STATED PROBLEM: Return the whole listing, line for line, without the pictures in it.

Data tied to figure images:
___
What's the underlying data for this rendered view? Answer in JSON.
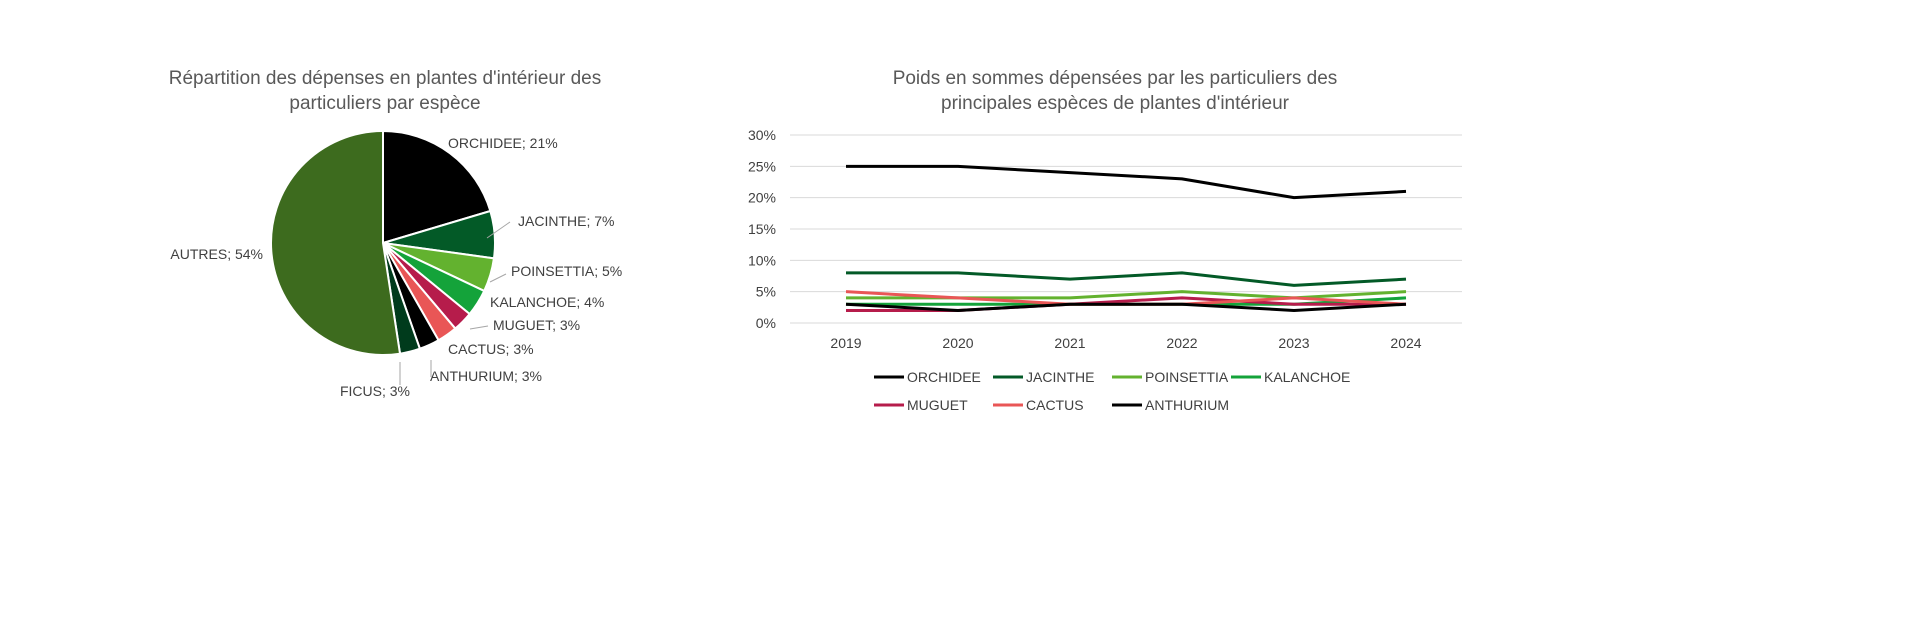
{
  "chart_data": [
    {
      "type": "pie",
      "title": "Répartition des dépenses en plantes d'intérieur des particuliers par espèce",
      "labels": [
        "ORCHIDEE",
        "JACINTHE",
        "POINSETTIA",
        "KALANCHOE",
        "MUGUET",
        "CACTUS",
        "ANTHURIUM",
        "FICUS",
        "AUTRES"
      ],
      "values": [
        21,
        7,
        5,
        4,
        3,
        3,
        3,
        3,
        54
      ],
      "data_labels": [
        "ORCHIDEE; 21%",
        "JACINTHE; 7%",
        "POINSETTIA; 5%",
        "KALANCHOE; 4%",
        "MUGUET; 3%",
        "CACTUS; 3%",
        "ANTHURIUM; 3%",
        "FICUS; 3%",
        "AUTRES; 54%"
      ],
      "colors": [
        "#000000",
        "#035a27",
        "#63b22f",
        "#14a33a",
        "#b61c4b",
        "#e95656",
        "#000000",
        "#003b1c",
        "#3d6b1e"
      ]
    },
    {
      "type": "line",
      "title": "Poids en sommes dépensées par les particuliers des principales espèces de plantes d'intérieur",
      "x": [
        "2019",
        "2020",
        "2021",
        "2022",
        "2023",
        "2024"
      ],
      "ylim": [
        0,
        30
      ],
      "yticks": [
        "0%",
        "5%",
        "10%",
        "15%",
        "20%",
        "25%",
        "30%"
      ],
      "grid": true,
      "legend": "bottom",
      "series": [
        {
          "name": "ORCHIDEE",
          "color": "#000000",
          "values": [
            25,
            25,
            24,
            23,
            20,
            21
          ]
        },
        {
          "name": "JACINTHE",
          "color": "#035a27",
          "values": [
            8,
            8,
            7,
            8,
            6,
            7
          ]
        },
        {
          "name": "POINSETTIA",
          "color": "#63b22f",
          "values": [
            4,
            4,
            4,
            5,
            4,
            5
          ]
        },
        {
          "name": "KALANCHOE",
          "color": "#14a33a",
          "values": [
            3,
            3,
            3,
            3,
            3,
            4
          ]
        },
        {
          "name": "MUGUET",
          "color": "#b61c4b",
          "values": [
            2,
            2,
            3,
            4,
            3,
            3
          ]
        },
        {
          "name": "CACTUS",
          "color": "#e95656",
          "values": [
            5,
            4,
            3,
            3,
            4,
            3
          ]
        },
        {
          "name": "ANTHURIUM",
          "color": "#000000",
          "values": [
            3,
            2,
            3,
            3,
            2,
            3
          ]
        }
      ]
    }
  ]
}
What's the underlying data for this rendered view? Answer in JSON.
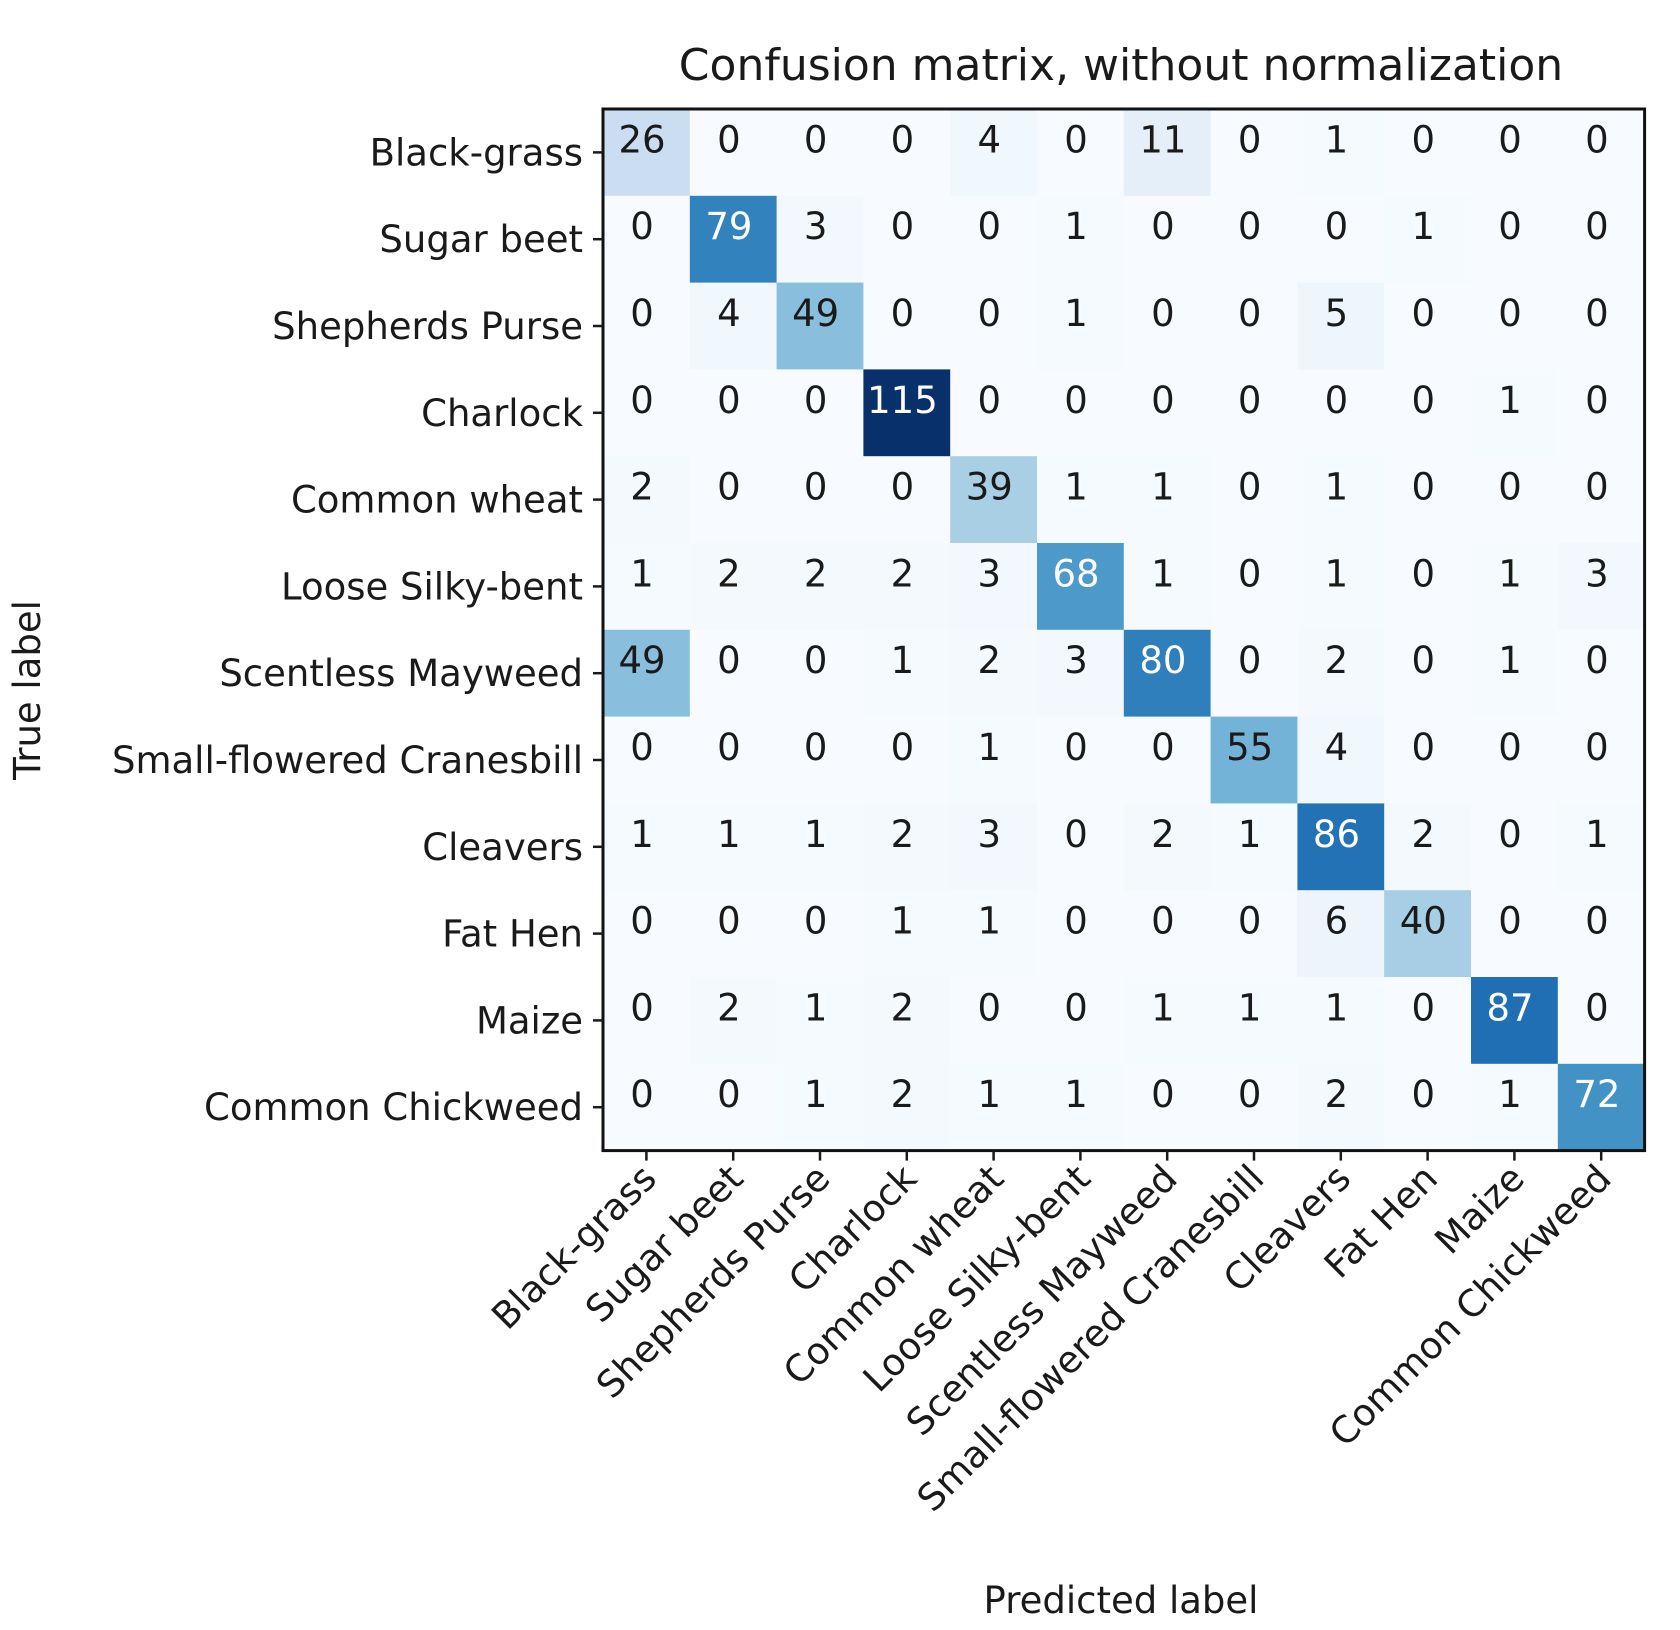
{
  "chart_data": {
    "type": "heatmap",
    "title": "Confusion matrix, without normalization",
    "xlabel": "Predicted label",
    "ylabel": "True label",
    "colormap": "Blues",
    "value_range": [
      0,
      115
    ],
    "labels": [
      "Black-grass",
      "Sugar beet",
      "Shepherds Purse",
      "Charlock",
      "Common wheat",
      "Loose Silky-bent",
      "Scentless Mayweed",
      "Small-flowered Cranesbill",
      "Cleavers",
      "Fat Hen",
      "Maize",
      "Common Chickweed"
    ],
    "matrix": [
      [
        26,
        0,
        0,
        0,
        4,
        0,
        11,
        0,
        1,
        0,
        0,
        0
      ],
      [
        0,
        79,
        3,
        0,
        0,
        1,
        0,
        0,
        0,
        1,
        0,
        0
      ],
      [
        0,
        4,
        49,
        0,
        0,
        1,
        0,
        0,
        5,
        0,
        0,
        0
      ],
      [
        0,
        0,
        0,
        115,
        0,
        0,
        0,
        0,
        0,
        0,
        1,
        0
      ],
      [
        2,
        0,
        0,
        0,
        39,
        1,
        1,
        0,
        1,
        0,
        0,
        0
      ],
      [
        1,
        2,
        2,
        2,
        3,
        68,
        1,
        0,
        1,
        0,
        1,
        3
      ],
      [
        49,
        0,
        0,
        1,
        2,
        3,
        80,
        0,
        2,
        0,
        1,
        0
      ],
      [
        0,
        0,
        0,
        0,
        1,
        0,
        0,
        55,
        4,
        0,
        0,
        0
      ],
      [
        1,
        1,
        1,
        2,
        3,
        0,
        2,
        1,
        86,
        2,
        0,
        1
      ],
      [
        0,
        0,
        0,
        1,
        1,
        0,
        0,
        0,
        6,
        40,
        0,
        0
      ],
      [
        0,
        2,
        1,
        2,
        0,
        0,
        1,
        1,
        1,
        0,
        87,
        0
      ],
      [
        0,
        0,
        1,
        2,
        1,
        1,
        0,
        0,
        2,
        0,
        1,
        72
      ]
    ],
    "grid": false
  }
}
___
RESPONSE BELOW:
What's the underlying data for this rendered view? Answer in JSON.
{
  "chart_data": [
    {
      "type": "pie",
      "title": "Répartition des dépenses en plantes d'intérieur des particuliers par espèce",
      "labels": [
        "ORCHIDEE",
        "JACINTHE",
        "POINSETTIA",
        "KALANCHOE",
        "MUGUET",
        "CACTUS",
        "ANTHURIUM",
        "FICUS",
        "AUTRES"
      ],
      "values": [
        21,
        7,
        5,
        4,
        3,
        3,
        3,
        3,
        54
      ],
      "data_labels": [
        "ORCHIDEE; 21%",
        "JACINTHE; 7%",
        "POINSETTIA; 5%",
        "KALANCHOE; 4%",
        "MUGUET; 3%",
        "CACTUS; 3%",
        "ANTHURIUM; 3%",
        "FICUS; 3%",
        "AUTRES; 54%"
      ],
      "colors": [
        "#000000",
        "#035a27",
        "#63b22f",
        "#14a33a",
        "#b61c4b",
        "#e95656",
        "#000000",
        "#003b1c",
        "#3d6b1e"
      ]
    },
    {
      "type": "line",
      "title": "Poids en sommes dépensées par les particuliers des principales espèces de plantes d'intérieur",
      "x": [
        "2019",
        "2020",
        "2021",
        "2022",
        "2023",
        "2024"
      ],
      "ylim": [
        0,
        30
      ],
      "yticks": [
        "0%",
        "5%",
        "10%",
        "15%",
        "20%",
        "25%",
        "30%"
      ],
      "grid": true,
      "legend": "bottom",
      "series": [
        {
          "name": "ORCHIDEE",
          "color": "#000000",
          "values": [
            25,
            25,
            24,
            23,
            20,
            21
          ]
        },
        {
          "name": "JACINTHE",
          "color": "#035a27",
          "values": [
            8,
            8,
            7,
            8,
            6,
            7
          ]
        },
        {
          "name": "POINSETTIA",
          "color": "#63b22f",
          "values": [
            4,
            4,
            4,
            5,
            4,
            5
          ]
        },
        {
          "name": "KALANCHOE",
          "color": "#14a33a",
          "values": [
            3,
            3,
            3,
            3,
            3,
            4
          ]
        },
        {
          "name": "MUGUET",
          "color": "#b61c4b",
          "values": [
            2,
            2,
            3,
            4,
            3,
            3
          ]
        },
        {
          "name": "CACTUS",
          "color": "#e95656",
          "values": [
            5,
            4,
            3,
            3,
            4,
            3
          ]
        },
        {
          "name": "ANTHURIUM",
          "color": "#000000",
          "values": [
            3,
            2,
            3,
            3,
            2,
            3
          ]
        }
      ]
    }
  ]
}
What's the underlying data for this rendered view? Answer in JSON.
{
  "chart_data": {
    "type": "heatmap",
    "title": "Confusion matrix, without normalization",
    "xlabel": "Predicted label",
    "ylabel": "True label",
    "colormap": "Blues",
    "value_range": [
      0,
      115
    ],
    "labels": [
      "Black-grass",
      "Sugar beet",
      "Shepherds Purse",
      "Charlock",
      "Common wheat",
      "Loose Silky-bent",
      "Scentless Mayweed",
      "Small-flowered Cranesbill",
      "Cleavers",
      "Fat Hen",
      "Maize",
      "Common Chickweed"
    ],
    "matrix": [
      [
        26,
        0,
        0,
        0,
        4,
        0,
        11,
        0,
        1,
        0,
        0,
        0
      ],
      [
        0,
        79,
        3,
        0,
        0,
        1,
        0,
        0,
        0,
        1,
        0,
        0
      ],
      [
        0,
        4,
        49,
        0,
        0,
        1,
        0,
        0,
        5,
        0,
        0,
        0
      ],
      [
        0,
        0,
        0,
        115,
        0,
        0,
        0,
        0,
        0,
        0,
        1,
        0
      ],
      [
        2,
        0,
        0,
        0,
        39,
        1,
        1,
        0,
        1,
        0,
        0,
        0
      ],
      [
        1,
        2,
        2,
        2,
        3,
        68,
        1,
        0,
        1,
        0,
        1,
        3
      ],
      [
        49,
        0,
        0,
        1,
        2,
        3,
        80,
        0,
        2,
        0,
        1,
        0
      ],
      [
        0,
        0,
        0,
        0,
        1,
        0,
        0,
        55,
        4,
        0,
        0,
        0
      ],
      [
        1,
        1,
        1,
        2,
        3,
        0,
        2,
        1,
        86,
        2,
        0,
        1
      ],
      [
        0,
        0,
        0,
        1,
        1,
        0,
        0,
        0,
        6,
        40,
        0,
        0
      ],
      [
        0,
        2,
        1,
        2,
        0,
        0,
        1,
        1,
        1,
        0,
        87,
        0
      ],
      [
        0,
        0,
        1,
        2,
        1,
        1,
        0,
        0,
        2,
        0,
        1,
        72
      ]
    ],
    "grid": false
  }
}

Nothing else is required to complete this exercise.